*Istruzioni:*
A) Traduci in inglese questa frase della recensione: "Ogni episodio è ben caratterizzato da un clima tetro ed inquietante, senza dover quasi mai ricorrere ad inutili jump scare troppo spesso utilizzati a solo scopo riempitivo."
B) Trascrivi dalla recensione il passo che comincia con "Ogni episodio è" e termina con "dunque ben realizzate.".

*Recensione:*
* * * * * * *

Episodi visti: 12/12 --- Voto 5,5
Da amante del genere non ho esitato a iniziare questa serie, e la ventina di storielle auto-conclusive a tema horror spalmate in soli 12 episodi, hanno contribuito a rendere la visione leggera e scorrevole.
Ogni episodio è ben caratterizzato da un clima tetro ed inquietante, senza dover quasi mai ricorrere ad inutili jump scare troppo spesso utilizzati a solo scopo riempitivo. Le ambientazioni utilizzate rendono bene l’idea di angoscia e stranezza su cui la serie vuole basarsi; boschi spettrali, metropoli cupe e “case degli orrori” sono tra le più gettonate, che risultano dunque ben realizzate.
I personaggi “scelti” dell’autore variano tra psicopatici, maniaci, assassini o individui solo all'apparenza normali, tutti capaci a modo loro di rendere le vicende inquietanti grazie all'inspiegabile alone di stranezza in cui risiede la vera e propria anima horror dell’opera.

* * * * * * *

*Righe fornite:*
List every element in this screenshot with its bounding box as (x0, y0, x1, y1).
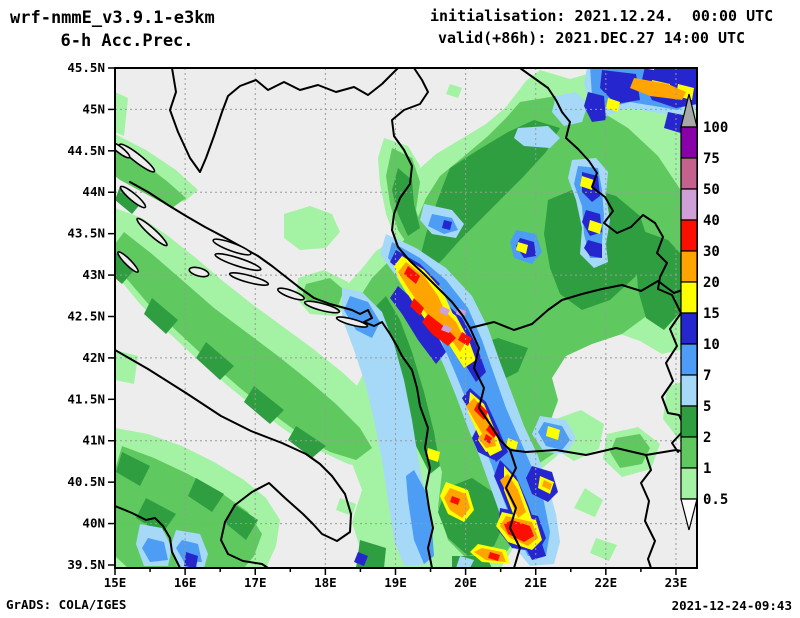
lon-tick-label: 16E (174, 575, 197, 590)
colorbar-segment (680, 188, 698, 221)
lat-tick-label: 42N (82, 350, 105, 365)
border-drina (391, 68, 511, 451)
colorbar-label: 100 (703, 120, 728, 136)
lon-tick-label: 20E (454, 575, 477, 590)
colorbar-segment (680, 467, 698, 500)
coastline-istria-north (169, 68, 399, 173)
coastline-dalmatia-albania (129, 181, 434, 568)
axis-layer: 45.5N 45N 44.5N 44N 43.5N 43N 42.5N 42N 41.5N 41N… (67, 60, 687, 590)
border-albania-macedonia (505, 449, 521, 568)
grads-credit: GrADS: COLA/IGES (6, 597, 126, 612)
lat-tick-label: 44.5N (67, 143, 105, 158)
colorbar-label: 15 (703, 306, 720, 322)
lat-tick-label: 39.5N (67, 557, 105, 572)
colorbar-segment (680, 219, 698, 252)
colorbar-segment (680, 250, 698, 283)
colorbar-segment (680, 281, 698, 314)
valid-time-label: valid(+86h): 2021.DEC.27 14:00 UTC (438, 29, 745, 47)
colorbar-underflow-triangle (680, 498, 698, 531)
colorbar-label: 30 (703, 244, 720, 260)
colorbar-segment (680, 312, 698, 345)
colorbar-segment (680, 374, 698, 407)
lon-tick-label: 18E (314, 575, 337, 590)
border-east-west (469, 280, 697, 331)
colorbar-label: 40 (703, 213, 720, 229)
lat-tick-label: 43N (82, 267, 105, 282)
border-serbia-east (519, 68, 686, 453)
colorbar-label: 10 (703, 337, 720, 353)
colorbar-segment (680, 157, 698, 190)
lon-tick-label: 19E (384, 575, 407, 590)
lon-tick-label: 21E (524, 575, 547, 590)
precipitation-layer (115, 68, 697, 568)
lat-tick-label: 41.5N (67, 391, 105, 406)
colorbar-label: 7 (703, 368, 711, 384)
init-time-label: initialisation: 2021.12.24. 00:00 UTC (430, 7, 773, 25)
lat-tick-label: 42.5N (67, 308, 105, 323)
colorbar-segment (680, 126, 698, 159)
colorbar-label: 0.5 (703, 492, 728, 508)
colorbar-segment (680, 343, 698, 376)
creation-timestamp: 2021-12-24-09:43 (672, 598, 792, 613)
model-title: wrf-nmmE_v3.9.1-e3km (10, 8, 215, 28)
colorbar-segment (680, 405, 698, 438)
lon-tick-label: 23E (665, 575, 688, 590)
lat-tick-label: 45.5N (67, 60, 105, 75)
lon-tick-label: 17E (244, 575, 267, 590)
colorbar-label: 5 (703, 399, 711, 415)
lat-tick-label: 40.5N (67, 474, 105, 489)
lat-tick-label: 43.5N (67, 226, 105, 241)
colorbar-label: 50 (703, 182, 720, 198)
colorbar-label: 2 (703, 430, 711, 446)
adriatic-islands (115, 141, 369, 328)
lon-tick-label: 15E (104, 575, 127, 590)
product-title: 6-h Acc.Prec. (60, 31, 193, 51)
colorbar-label: 1 (703, 461, 711, 477)
colorbar-label: 20 (703, 275, 720, 291)
colorbar-label: 75 (703, 151, 720, 167)
lon-tick-label: 22E (595, 575, 618, 590)
coastline-layer (115, 68, 697, 568)
colorbar-segment (680, 436, 698, 469)
border-southeast (640, 454, 656, 568)
lat-tick-label: 45N (82, 101, 105, 116)
lat-tick-label: 41N (82, 433, 105, 448)
lat-tick-label: 44N (82, 184, 105, 199)
coastline-italy (115, 349, 352, 568)
lat-tick-label: 40N (82, 516, 105, 531)
coastline-calabria (115, 505, 181, 568)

* * * * * * *

*Le risposte:*
A) Each episode is well defined by a gloomy, unsettling atmosphere, almost never having to resort to pointless jump scares, which are all too often used merely as filler.

B)
Ogni episodio è ben caratterizzato da un clima tetro ed inquietante, senza dover quasi mai ricorrere ad inutili jump scare troppo spesso utilizzati a solo scopo riempitivo. Le ambientazioni utilizzate rendono bene l’idea di angoscia e stranezza su cui la serie vuole basarsi; boschi spettrali, metropoli cupe e “case degli orrori” sono tra le più gettonate, che risultano dunque ben realizzate.